● Problem to work on: Extract the records in full, leaving every picture out.

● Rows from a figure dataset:
--- Start ---

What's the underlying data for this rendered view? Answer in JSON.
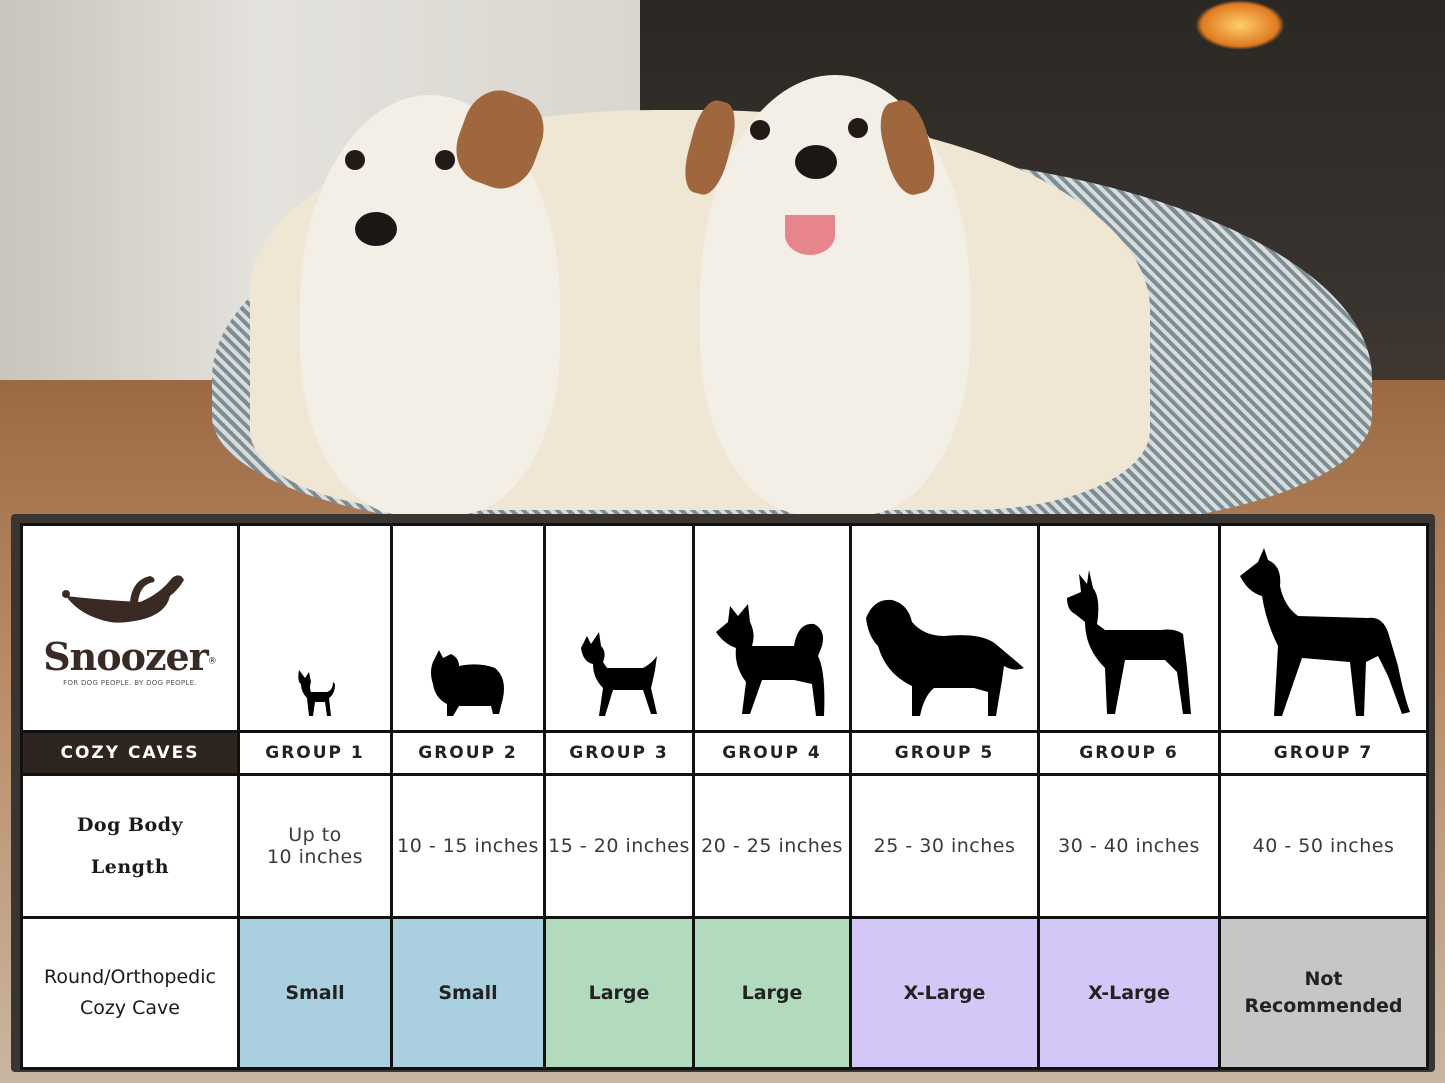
{
  "brand": {
    "name": "Snoozer",
    "registered": "®",
    "tagline": "FOR DOG PEOPLE. BY DOG PEOPLE."
  },
  "table": {
    "product_header": "COZY CAVES",
    "groups": [
      "GROUP 1",
      "GROUP 2",
      "GROUP 3",
      "GROUP 4",
      "GROUP 5",
      "GROUP 6",
      "GROUP 7"
    ],
    "length_label": [
      "Dog Body",
      "Length"
    ],
    "lengths": [
      [
        "Up to",
        "10 inches"
      ],
      [
        "10 - 15 inches"
      ],
      [
        "15 - 20 inches"
      ],
      [
        "20 - 25 inches"
      ],
      [
        "25 - 30 inches"
      ],
      [
        "30 - 40 inches"
      ],
      [
        "40 - 50 inches"
      ]
    ],
    "size_label": [
      "Round/Orthopedic",
      "Cozy Cave"
    ],
    "sizes": [
      [
        "Small"
      ],
      [
        "Small"
      ],
      [
        "Large"
      ],
      [
        "Large"
      ],
      [
        "X-Large"
      ],
      [
        "X-Large"
      ],
      [
        "Not",
        "Recommended"
      ]
    ],
    "size_colors": [
      "#aacfdf",
      "#aacfdf",
      "#b1dbbc",
      "#b1dbbc",
      "#d2c7f7",
      "#d2c7f7",
      "#c6c6c6"
    ],
    "dog_icons": [
      "chihuahua-icon",
      "pomeranian-icon",
      "boston-terrier-icon",
      "shiba-icon",
      "golden-retriever-icon",
      "doberman-icon",
      "great-dane-icon"
    ]
  }
}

--- End ---

● Problem solution:
What's the underlying data for this rendered view? Answer in JSON.
{
  "brand": {
    "name": "Snoozer",
    "registered": "®",
    "tagline": "FOR DOG PEOPLE. BY DOG PEOPLE."
  },
  "table": {
    "product_header": "COZY CAVES",
    "groups": [
      "GROUP 1",
      "GROUP 2",
      "GROUP 3",
      "GROUP 4",
      "GROUP 5",
      "GROUP 6",
      "GROUP 7"
    ],
    "length_label": [
      "Dog Body",
      "Length"
    ],
    "lengths": [
      [
        "Up to",
        "10 inches"
      ],
      [
        "10 - 15 inches"
      ],
      [
        "15 - 20 inches"
      ],
      [
        "20 - 25 inches"
      ],
      [
        "25 - 30 inches"
      ],
      [
        "30 - 40 inches"
      ],
      [
        "40 - 50 inches"
      ]
    ],
    "size_label": [
      "Round/Orthopedic",
      "Cozy Cave"
    ],
    "sizes": [
      [
        "Small"
      ],
      [
        "Small"
      ],
      [
        "Large"
      ],
      [
        "Large"
      ],
      [
        "X-Large"
      ],
      [
        "X-Large"
      ],
      [
        "Not",
        "Recommended"
      ]
    ],
    "size_colors": [
      "#aacfdf",
      "#aacfdf",
      "#b1dbbc",
      "#b1dbbc",
      "#d2c7f7",
      "#d2c7f7",
      "#c6c6c6"
    ],
    "dog_icons": [
      "chihuahua-icon",
      "pomeranian-icon",
      "boston-terrier-icon",
      "shiba-icon",
      "golden-retriever-icon",
      "doberman-icon",
      "great-dane-icon"
    ]
  }
}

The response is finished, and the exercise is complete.